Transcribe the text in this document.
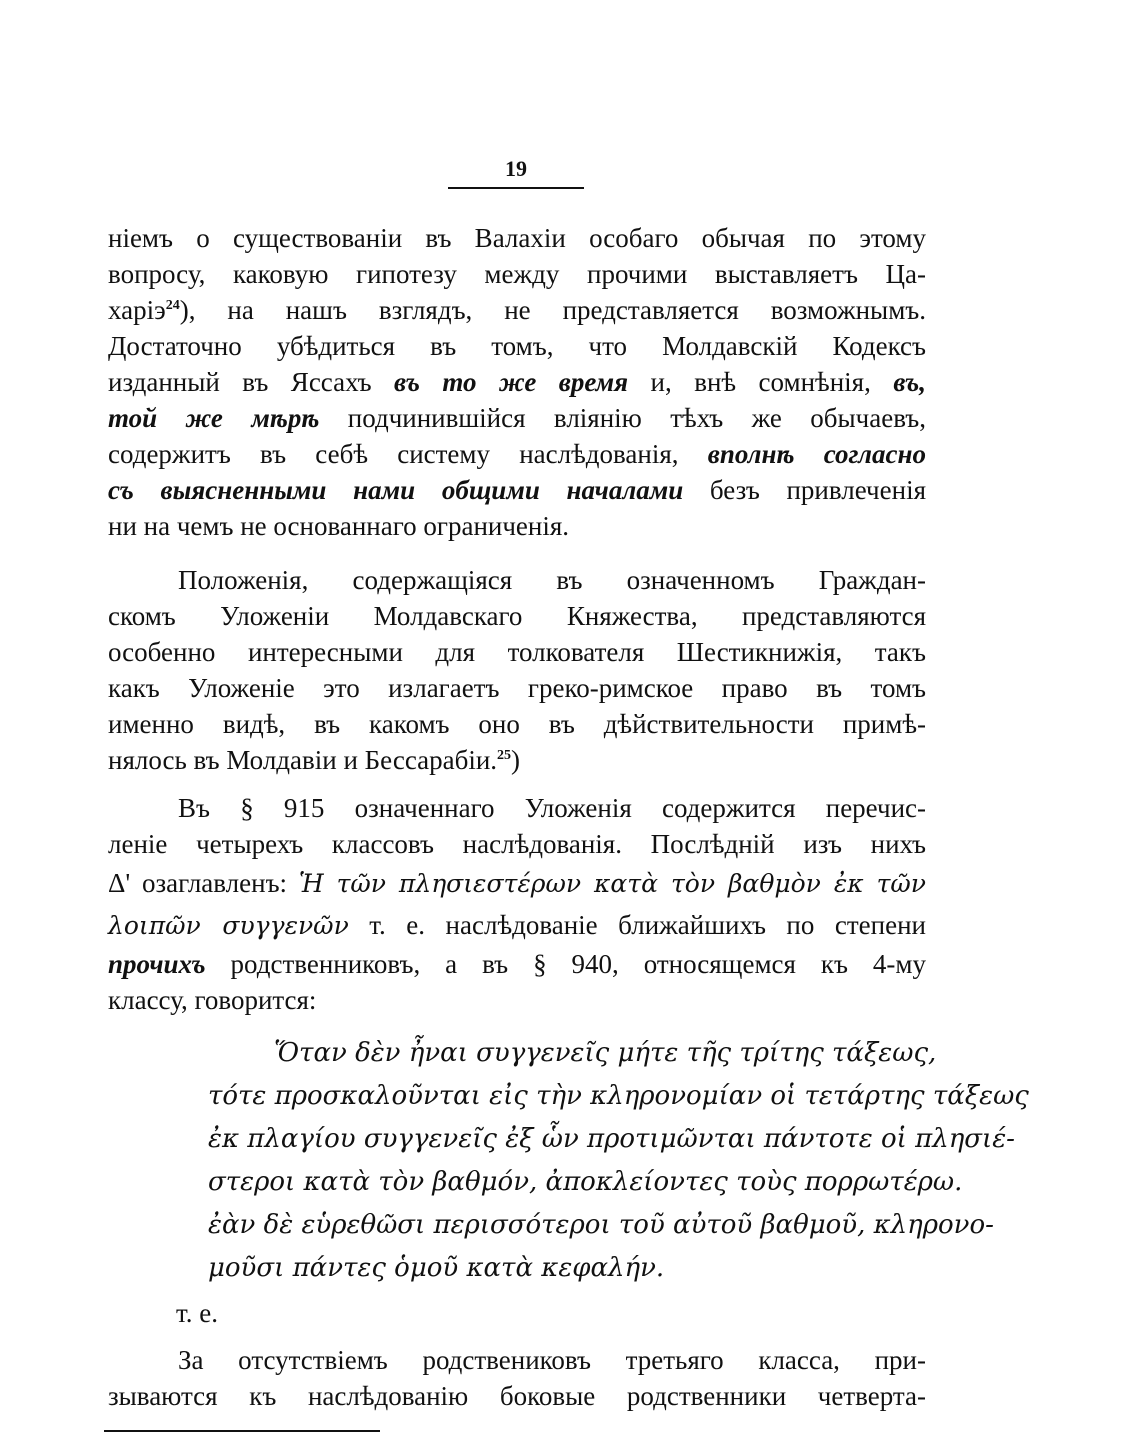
19
ніемъ о существованіи въ Валахіи особаго обычая по этому
вопросу, каковую гипотезу между прочими выставляетъ Ца-
харіэ$^{24}$), на нашъ взглядъ, не представляется возможнымъ.
Достаточно убѣдиться въ томъ, что Молдавскій Кодексъ
изданный въ Яссахъ въ то же время и, внѣ сомнѣнія, въ,
той же мѣрѣ подчинившійся вліянію тѣхъ же обычаевъ,
содержитъ въ себѣ систему наслѣдованія, вполнѣ согласно
съ выясненными нами общими началами безъ привлеченія
ни на чемъ не основаннаго ограниченія.
Положенія, содержащіяся въ означенномъ Граждан-
скомъ Уложеніи Молдавскаго Княжества, представляются
особенно интересными для толкователя Шестикнижія, такъ
какъ Уложеніе это излагаетъ греко-римское право въ томъ
именно видѣ, въ какомъ оно въ дѣйствительности примѣ-
нялось въ Молдавіи и Бессарабіи.$^{25}$)
Въ § 915 означеннаго Уложенія содержится перечис-
леніе четырехъ классовъ наслѣдованія. Послѣдній изъ нихъ
Δ' озаглавленъ: Ἡ τῶν πλησιεστέρων κατὰ τὸν βαθμὸν ἐκ τῶν
λοιπῶν συγγενῶν т. е. наслѣдованіе ближайшихъ по степени
прочихъ родственниковъ, а въ § 940, относящемся къ 4-му
классу, говорится:
Ὅταν δὲν ἦναι συγγενεῖς μήτε τῆς τρίτης τάξεως,
τότε προσκαλοῦνται εἰς τὴν κληρονομίαν οἱ τετάρτης τάξεως
ἐκ πλαγίου συγγενεῖς ἐξ ὧν προτιμῶνται πάντοτε οἱ πλησιέ-
στεροι κατὰ τὸν βαθμόν, ἀποκλείοντες τοὺς πορρωτέρω.
ἐὰν δὲ εὑρεθῶσι περισσότεροι τοῦ αὐτοῦ βαθμοῦ, κληρονο-
μοῦσι πάντες ὁμοῦ κατὰ κεφαλήν.
т. е.
За отсутствіемъ родствениковъ третьяго класса, при-
зываются къ наслѣдованію боковые родственники четверта-
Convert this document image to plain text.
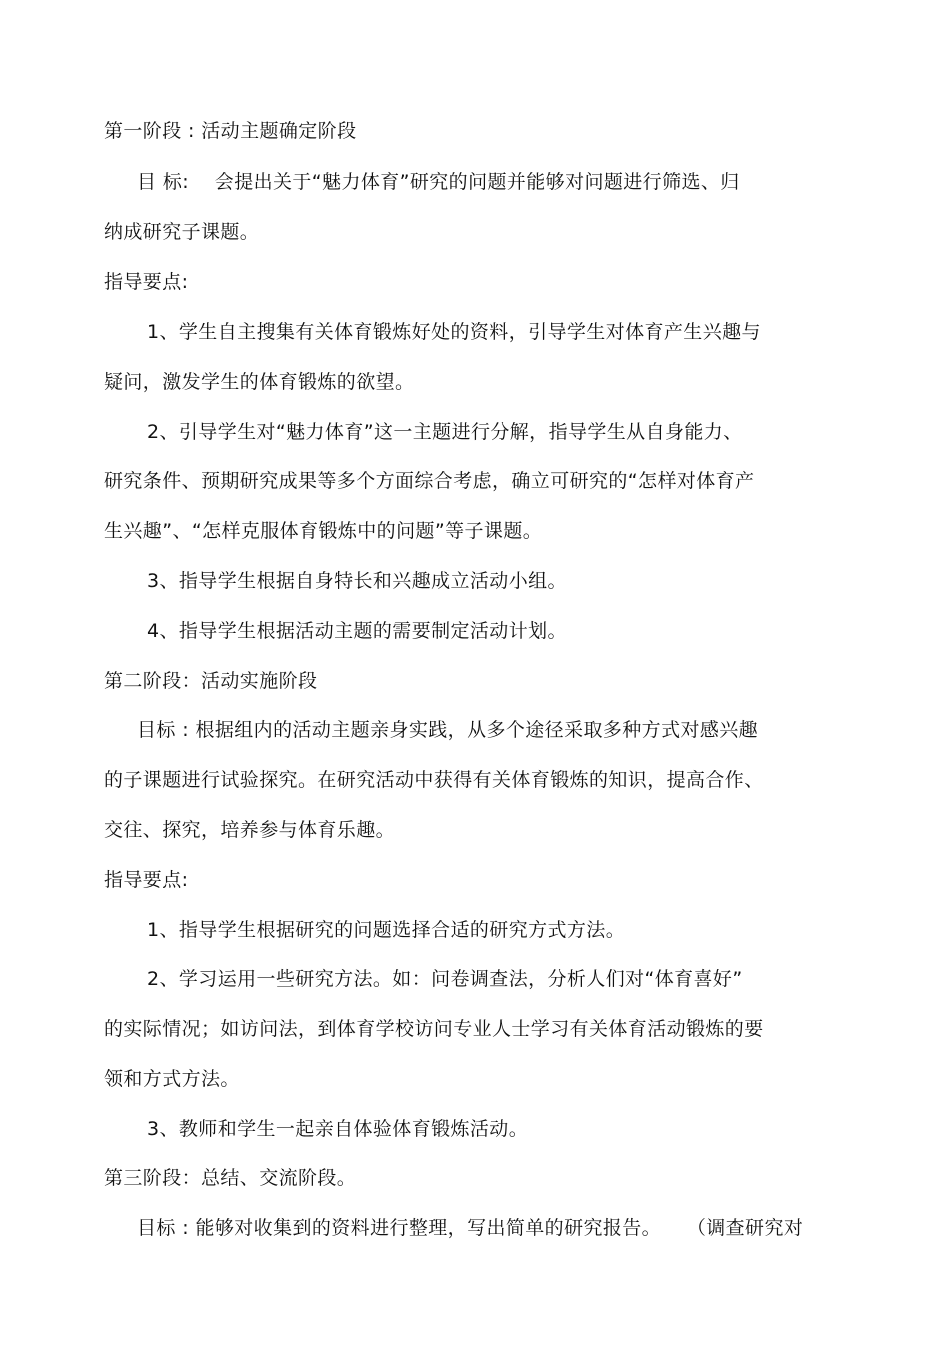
第一阶段 : 活动主题确定阶段
目 标:    会提出关于“魅力体育”研究的问题并能够对问题进行筛选、归
纳成研究子课题。
指导要点:
1、学生自主搜集有关体育锻炼好处的资料，引导学生对体育产生兴趣与
疑问，激发学生的体育锻炼的欲望。
2、引导学生对“魅力体育”这一主题进行分解，指导学生从自身能力、
研究条件、预期研究成果等多个方面综合考虑，确立可研究的“怎样对体育产
生兴趣”、“怎样克服体育锻炼中的问题”等子课题。
3、指导学生根据自身特长和兴趣成立活动小组。
4、指导学生根据活动主题的需要制定活动计划。
第二阶段：活动实施阶段
目标 : 根据组内的活动主题亲身实践，从多个途径采取多种方式对感兴趣
的子课题进行试验探究。在研究活动中获得有关体育锻炼的知识，提高合作、
交往、探究，培养参与体育乐趣。
指导要点:
1、指导学生根据研究的问题选择合适的研究方式方法。
2、学习运用一些研究方法。如：问卷调查法，分析人们对“体育喜好”
的实际情况；如访问法，到体育学校访问专业人士学习有关体育活动锻炼的要
领和方式方法。
3、教师和学生一起亲自体验体育锻炼活动。
第三阶段：总结、交流阶段。
目标 : 能够对收集到的资料进行整理，写出简单的研究报告。    （调查研究对
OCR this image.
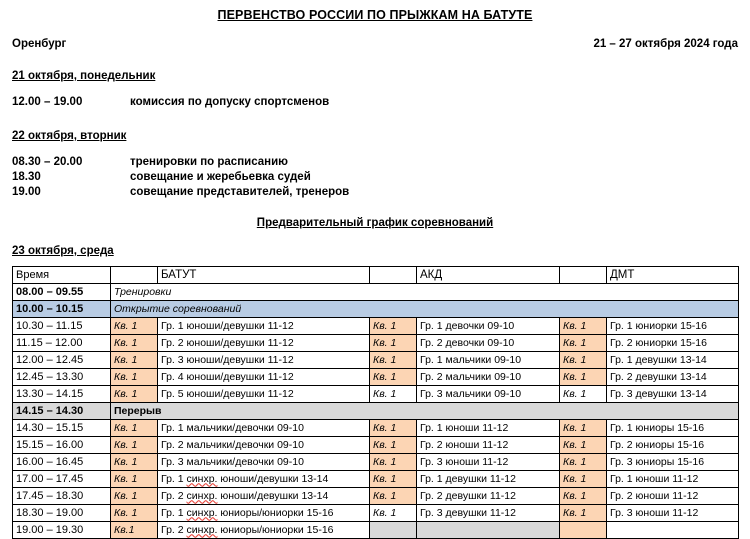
ПЕРВЕНСТВО РОССИИ ПО ПРЫЖКАМ НА БАТУТЕ
Оренбург	21 – 27 октября 2024 года
21 октября, понедельник
12.00 – 19.00	комиссия по допуску спортсменов
22 октября, вторник
08.30 – 20.00	тренировки по расписанию
18.30	совещание и жеребьевка судей
19.00	совещание представителей, тренеров
Предварительный график соревнований
23 октября, среда
Время		БАТУТ		АКД		ДМТ
08.00 – 09.55	Тренировки					
10.00 – 10.15	Открытие соревнований					
10.30 – 11.15	Кв. 1	Гр. 1 юноши/девушки 11-12	Кв. 1	Гр. 1 девочки 09-10	Кв. 1	Гр. 1 юниорки 15-16
11.15 – 12.00	Кв. 1	Гр. 2 юноши/девушки 11-12	Кв. 1	Гр. 2 девочки 09-10	Кв. 1	Гр. 2 юниорки 15-16
12.00 – 12.45	Кв. 1	Гр. 3 юноши/девушки 11-12	Кв. 1	Гр. 1 мальчики 09-10	Кв. 1	Гр. 1 девушки 13-14
12.45 – 13.30	Кв. 1	Гр. 4 юноши/девушки 11-12	Кв. 1	Гр. 2 мальчики 09-10	Кв. 1	Гр. 2 девушки 13-14
13.30 – 14.15	Кв. 1	Гр. 5 юноши/девушки 11-12	Кв. 1	Гр. 3 мальчики 09-10	Кв. 1	Гр. 3 девушки 13-14
14.15 – 14.30	Перерыв					
14.30 – 15.15	Кв. 1	Гр. 1 мальчики/девочки 09-10	Кв. 1	Гр. 1 юноши 11-12	Кв. 1	Гр. 1 юниоры 15-16
15.15 – 16.00	Кв. 1	Гр. 2 мальчики/девочки 09-10	Кв. 1	Гр. 2 юноши 11-12	Кв. 1	Гр. 2 юниоры 15-16
16.00 – 16.45	Кв. 1	Гр. 3 мальчики/девочки 09-10	Кв. 1	Гр. 3 юноши 11-12	Кв. 1	Гр. 3 юниоры 15-16
17.00 – 17.45	Кв. 1	Гр. 1 синхр. юноши/девушки 13-14	Кв. 1	Гр. 1 девушки 11-12	Кв. 1	Гр. 1 юноши 11-12
17.45 – 18.30	Кв. 1	Гр. 2 синхр. юноши/девушки 13-14	Кв. 1	Гр. 2 девушки 11-12	Кв. 1	Гр. 2 юноши 11-12
18.30 – 19.00	Кв. 1	Гр. 1 синхр. юниоры/юниорки 15-16	Кв. 1	Гр. 3 девушки 11-12	Кв. 1	Гр. 3 юноши 11-12
19.00 – 19.30	Кв.1	Гр. 2 синхр. юниоры/юниорки 15-16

_ _ _ _ _

*Written exercise*. Show the lines that mention the word "соревнований".

*Solution for this exercise*.
Предварительный график соревнований
10.00 – 10.15	Открытие соревнований					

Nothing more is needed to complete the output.